**What the exercise asks:**
Omit every picture and write out the rest of the records exactly.
--- start of Dataset content ---
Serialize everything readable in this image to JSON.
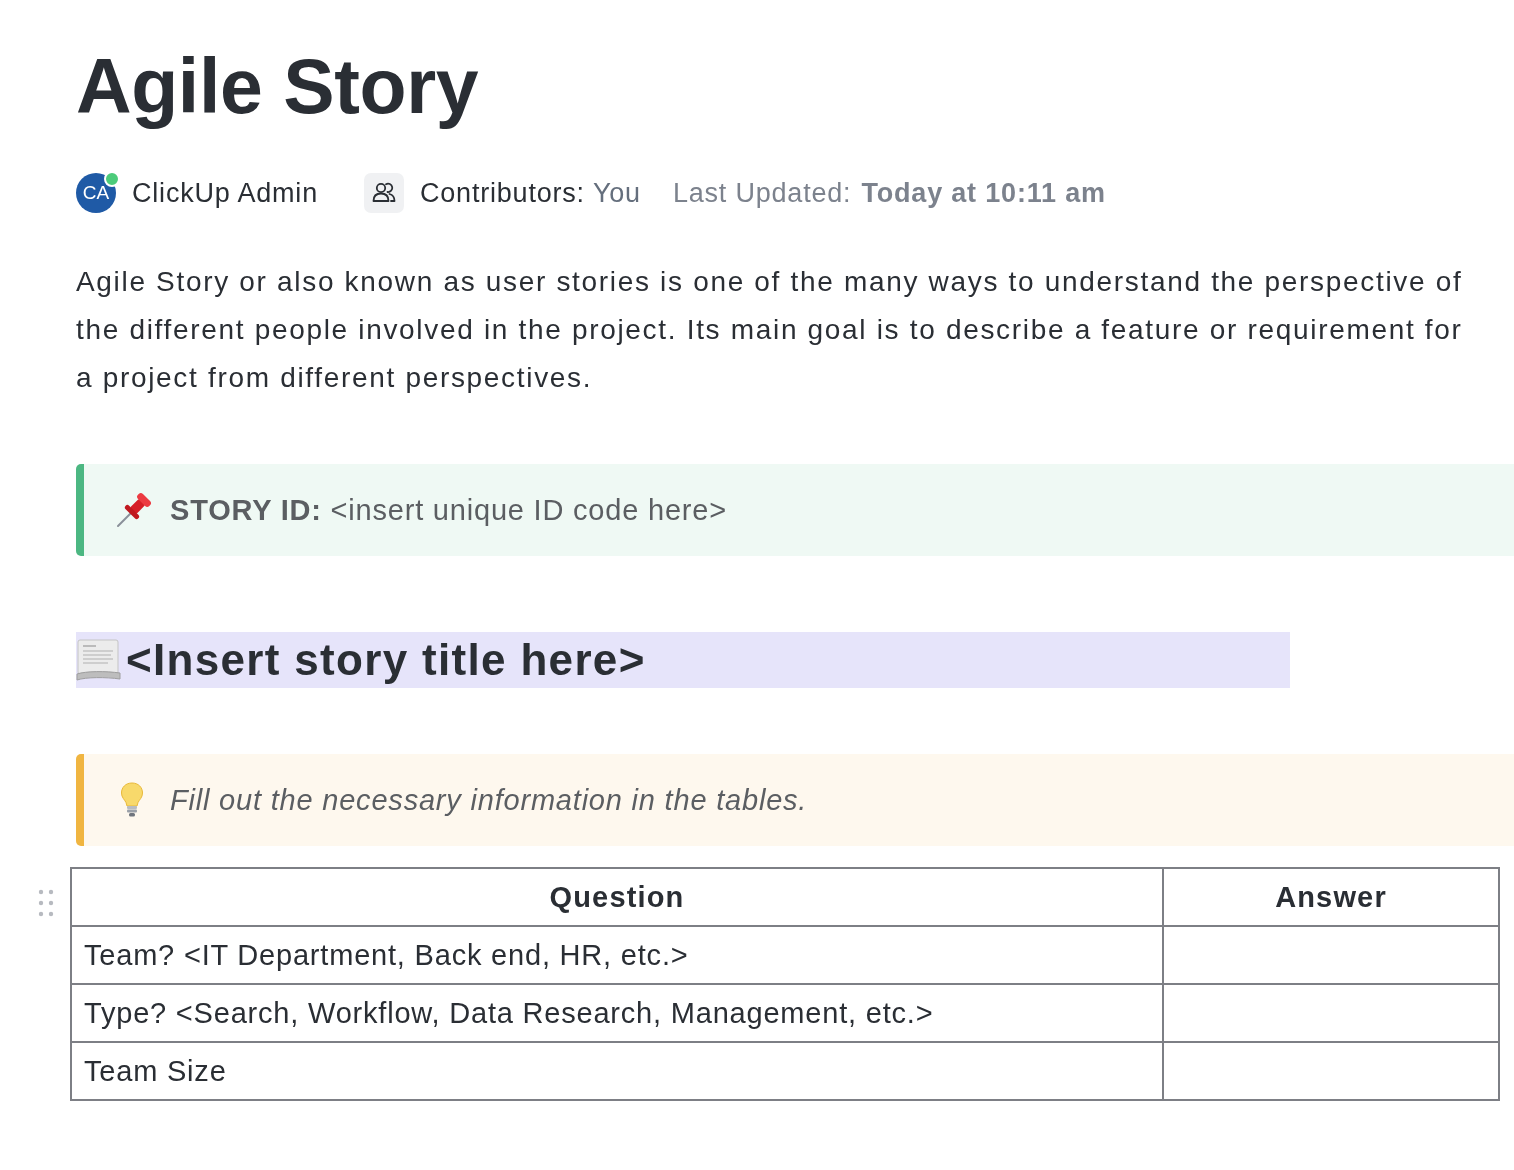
{
  "title": "Agile Story",
  "meta": {
    "author": {
      "initials": "CA",
      "name": "ClickUp Admin",
      "online": true
    },
    "contributors_label": "Contributors:",
    "contributors_value": "You",
    "updated_label": "Last Updated:",
    "updated_value": "Today at 10:11 am"
  },
  "intro": "Agile Story or also known as user stories is one of the many ways to understand the perspective of the different people involved in the project. Its main goal is to describe a feature or requirement for a project from different perspectives.",
  "blocks": [
    {
      "kind": "pin_callout",
      "color": "#4cb782",
      "text": "**STORY ID:** <insert unique ID code here>"
    },
    {
      "kind": "heading",
      "text": "<Insert story title here>"
    },
    {
      "kind": "tip_callout",
      "color": "#f0b541",
      "text": "Fill out the necessary information in the tables."
    },
    {
      "kind": "table",
      "columns": [
        "Question",
        "Answer"
      ],
      "rows": [
        {
          "cells": [
            "Team? <IT Department, Back end, HR, etc.>"
          ]
        },
        {
          "cells": [
            "Type? <Search, Workflow, Data Research, Management, etc.>"
          ]
        },
        {
          "cells": [
            "Team Size"
          ]
        }
      ]
    }
  ]
}
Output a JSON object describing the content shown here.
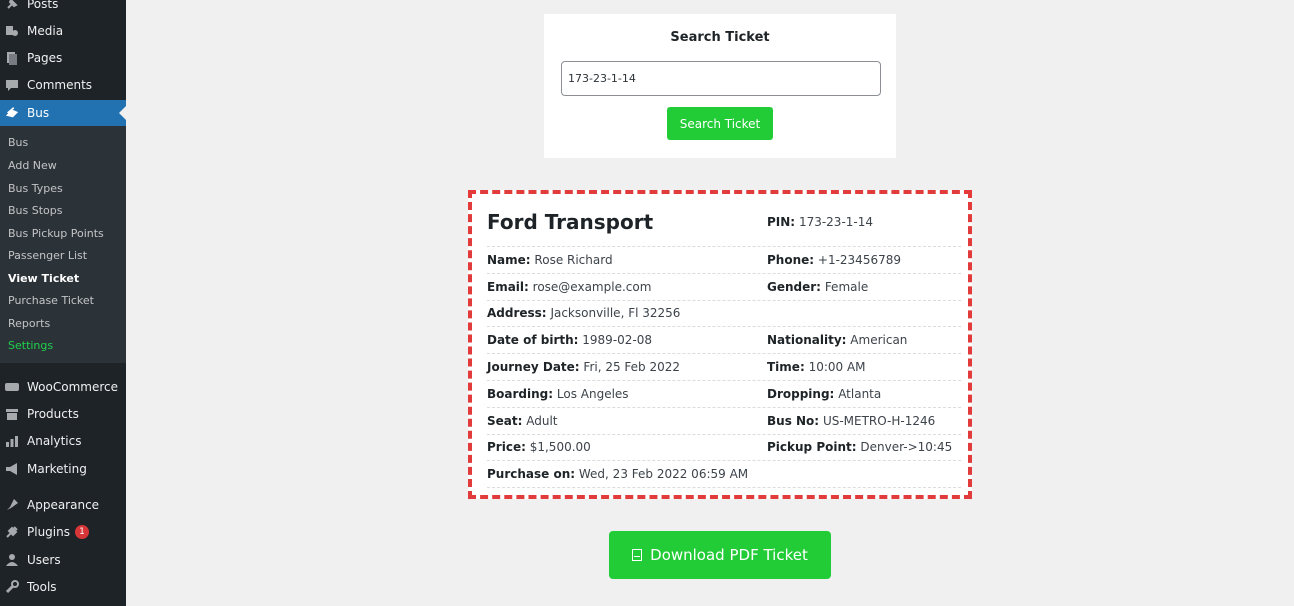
{
  "sidebar": {
    "top_items": [
      {
        "label": "Posts",
        "icon": "pin-icon"
      },
      {
        "label": "Media",
        "icon": "media-icon"
      },
      {
        "label": "Pages",
        "icon": "pages-icon"
      },
      {
        "label": "Comments",
        "icon": "comment-icon"
      }
    ],
    "active_item": {
      "label": "Bus",
      "icon": "bus-icon"
    },
    "submenu": [
      {
        "label": "Bus"
      },
      {
        "label": "Add New"
      },
      {
        "label": "Bus Types"
      },
      {
        "label": "Bus Stops"
      },
      {
        "label": "Bus Pickup Points"
      },
      {
        "label": "Passenger List"
      },
      {
        "label": "View Ticket"
      },
      {
        "label": "Purchase Ticket"
      },
      {
        "label": "Reports"
      },
      {
        "label": "Settings"
      }
    ],
    "bottom_items": [
      {
        "label": "WooCommerce",
        "icon": "woo-icon"
      },
      {
        "label": "Products",
        "icon": "box-icon"
      },
      {
        "label": "Analytics",
        "icon": "chart-icon"
      },
      {
        "label": "Marketing",
        "icon": "megaphone-icon"
      },
      {
        "label": "Appearance",
        "icon": "brush-icon"
      },
      {
        "label": "Plugins",
        "icon": "plug-icon",
        "badge": "1"
      },
      {
        "label": "Users",
        "icon": "user-icon"
      },
      {
        "label": "Tools",
        "icon": "wrench-icon"
      }
    ]
  },
  "search": {
    "title": "Search Ticket",
    "input_value": "173-23-1-14",
    "button_label": "Search Ticket"
  },
  "ticket": {
    "company": "Ford Transport",
    "pin_label": "PIN:",
    "pin": "173-23-1-14",
    "name_label": "Name:",
    "name": "Rose Richard",
    "phone_label": "Phone:",
    "phone": "+1-23456789",
    "email_label": "Email:",
    "email": "rose@example.com",
    "gender_label": "Gender:",
    "gender": "Female",
    "address_label": "Address:",
    "address": "Jacksonville, Fl 32256",
    "dob_label": "Date of birth:",
    "dob": "1989-02-08",
    "nationality_label": "Nationality:",
    "nationality": "American",
    "journey_label": "Journey Date:",
    "journey": "Fri, 25 Feb 2022",
    "time_label": "Time:",
    "time": "10:00 AM",
    "boarding_label": "Boarding:",
    "boarding": "Los Angeles",
    "dropping_label": "Dropping:",
    "dropping": "Atlanta",
    "seat_label": "Seat:",
    "seat": "Adult",
    "busno_label": "Bus No:",
    "busno": "US-METRO-H-1246",
    "price_label": "Price:",
    "price": "$1,500.00",
    "pickup_label": "Pickup Point:",
    "pickup": "Denver->10:45",
    "purchase_label": "Purchase on:",
    "purchase": "Wed, 23 Feb 2022 06:59 AM"
  },
  "download": {
    "label": "Download PDF Ticket",
    "icon": "pdf-icon"
  },
  "colors": {
    "accent_green": "#22cc36",
    "sidebar_active": "#2271b1",
    "ticket_border": "#e23b3b"
  }
}
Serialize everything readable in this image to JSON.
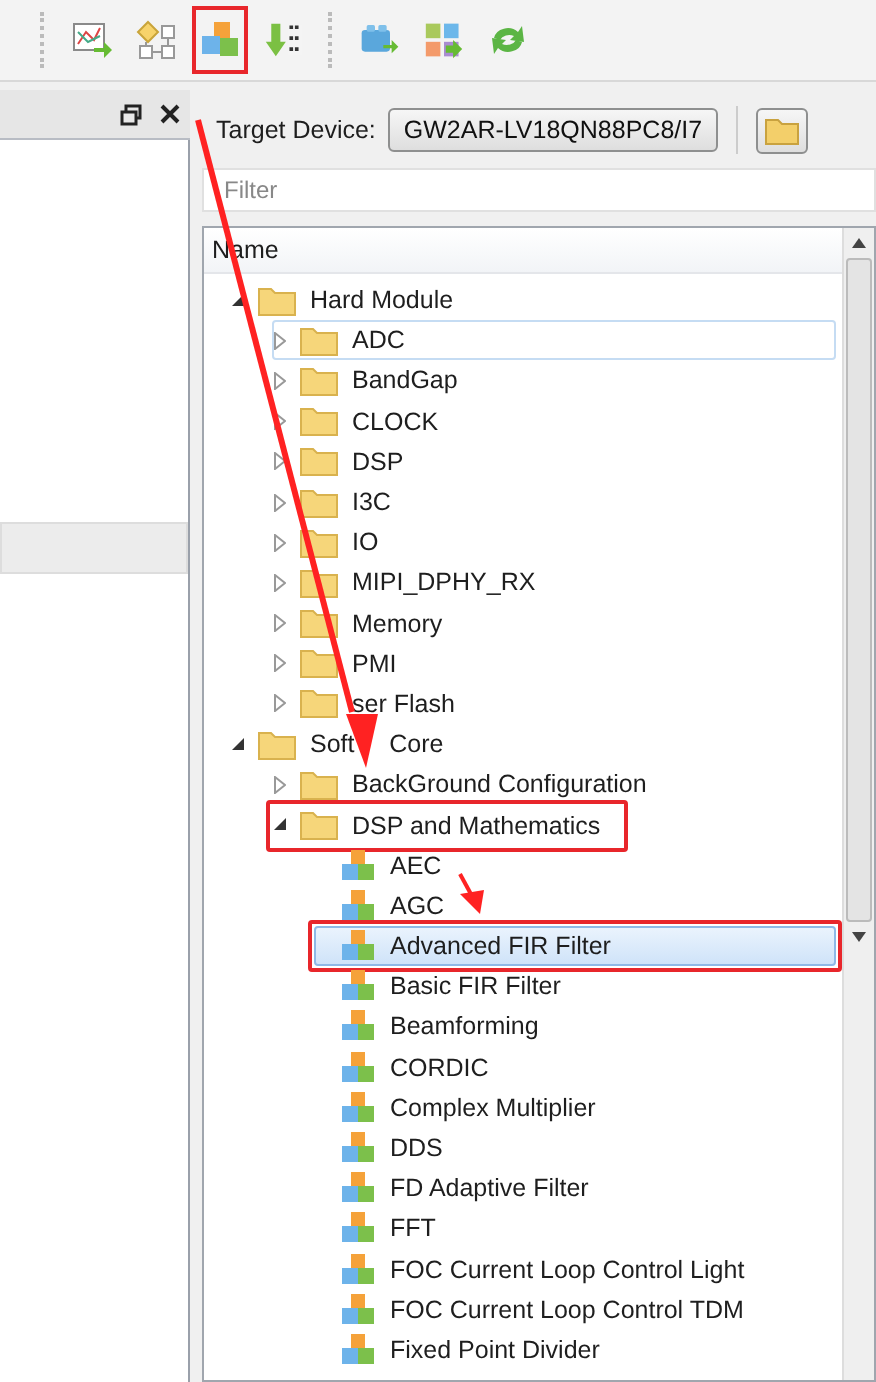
--- end of Dataset content ---
**Solution to this problem:**
Serialize everything readable in this image to JSON.
{
  "title": "Agile Story",
  "meta": {
    "author": {
      "initials": "CA",
      "name": "ClickUp Admin",
      "online": true
    },
    "contributors_label": "Contributors:",
    "contributors_value": "You",
    "updated_label": "Last Updated:",
    "updated_value": "Today at 10:11 am"
  },
  "intro": "Agile Story or also known as user stories is one of the many ways to understand the perspective of the different people involved in the project. Its main goal is to describe a feature or requirement for a project from different perspectives.",
  "blocks": [
    {
      "kind": "pin_callout",
      "color": "#4cb782",
      "text": "**STORY ID:** <insert unique ID code here>"
    },
    {
      "kind": "heading",
      "text": "<Insert story title here>"
    },
    {
      "kind": "tip_callout",
      "color": "#f0b541",
      "text": "Fill out the necessary information in the tables."
    },
    {
      "kind": "table",
      "columns": [
        "Question",
        "Answer"
      ],
      "rows": [
        {
          "cells": [
            "Team? <IT Department, Back end, HR, etc.>"
          ]
        },
        {
          "cells": [
            "Type? <Search, Workflow, Data Research, Management, etc.>"
          ]
        },
        {
          "cells": [
            "Team Size"
          ]
        }
      ]
    }
  ]
}
Output a JSON object describing the content shown here.
{
  "sidebar": {
    "top_items": [
      {
        "label": "Posts",
        "icon": "pin-icon"
      },
      {
        "label": "Media",
        "icon": "media-icon"
      },
      {
        "label": "Pages",
        "icon": "pages-icon"
      },
      {
        "label": "Comments",
        "icon": "comment-icon"
      }
    ],
    "active_item": {
      "label": "Bus",
      "icon": "bus-icon"
    },
    "submenu": [
      {
        "label": "Bus"
      },
      {
        "label": "Add New"
      },
      {
        "label": "Bus Types"
      },
      {
        "label": "Bus Stops"
      },
      {
        "label": "Bus Pickup Points"
      },
      {
        "label": "Passenger List"
      },
      {
        "label": "View Ticket"
      },
      {
        "label": "Purchase Ticket"
      },
      {
        "label": "Reports"
      },
      {
        "label": "Settings"
      }
    ],
    "bottom_items": [
      {
        "label": "WooCommerce",
        "icon": "woo-icon"
      },
      {
        "label": "Products",
        "icon": "box-icon"
      },
      {
        "label": "Analytics",
        "icon": "chart-icon"
      },
      {
        "label": "Marketing",
        "icon": "megaphone-icon"
      },
      {
        "label": "Appearance",
        "icon": "brush-icon"
      },
      {
        "label": "Plugins",
        "icon": "plug-icon",
        "badge": "1"
      },
      {
        "label": "Users",
        "icon": "user-icon"
      },
      {
        "label": "Tools",
        "icon": "wrench-icon"
      }
    ]
  },
  "search": {
    "title": "Search Ticket",
    "input_value": "173-23-1-14",
    "button_label": "Search Ticket"
  },
  "ticket": {
    "company": "Ford Transport",
    "pin_label": "PIN:",
    "pin": "173-23-1-14",
    "name_label": "Name:",
    "name": "Rose Richard",
    "phone_label": "Phone:",
    "phone": "+1-23456789",
    "email_label": "Email:",
    "email": "rose@example.com",
    "gender_label": "Gender:",
    "gender": "Female",
    "address_label": "Address:",
    "address": "Jacksonville, Fl 32256",
    "dob_label": "Date of birth:",
    "dob": "1989-02-08",
    "nationality_label": "Nationality:",
    "nationality": "American",
    "journey_label": "Journey Date:",
    "journey": "Fri, 25 Feb 2022",
    "time_label": "Time:",
    "time": "10:00 AM",
    "boarding_label": "Boarding:",
    "boarding": "Los Angeles",
    "dropping_label": "Dropping:",
    "dropping": "Atlanta",
    "seat_label": "Seat:",
    "seat": "Adult",
    "busno_label": "Bus No:",
    "busno": "US-METRO-H-1246",
    "price_label": "Price:",
    "price": "$1,500.00",
    "pickup_label": "Pickup Point:",
    "pickup": "Denver->10:45",
    "purchase_label": "Purchase on:",
    "purchase": "Wed, 23 Feb 2022 06:59 AM"
  },
  "download": {
    "label": "Download PDF Ticket",
    "icon": "pdf-icon"
  },
  "colors": {
    "accent_green": "#22cc36",
    "sidebar_active": "#2271b1",
    "ticket_border": "#e23b3b"
  }
}
Serialize everything readable in this image to JSON.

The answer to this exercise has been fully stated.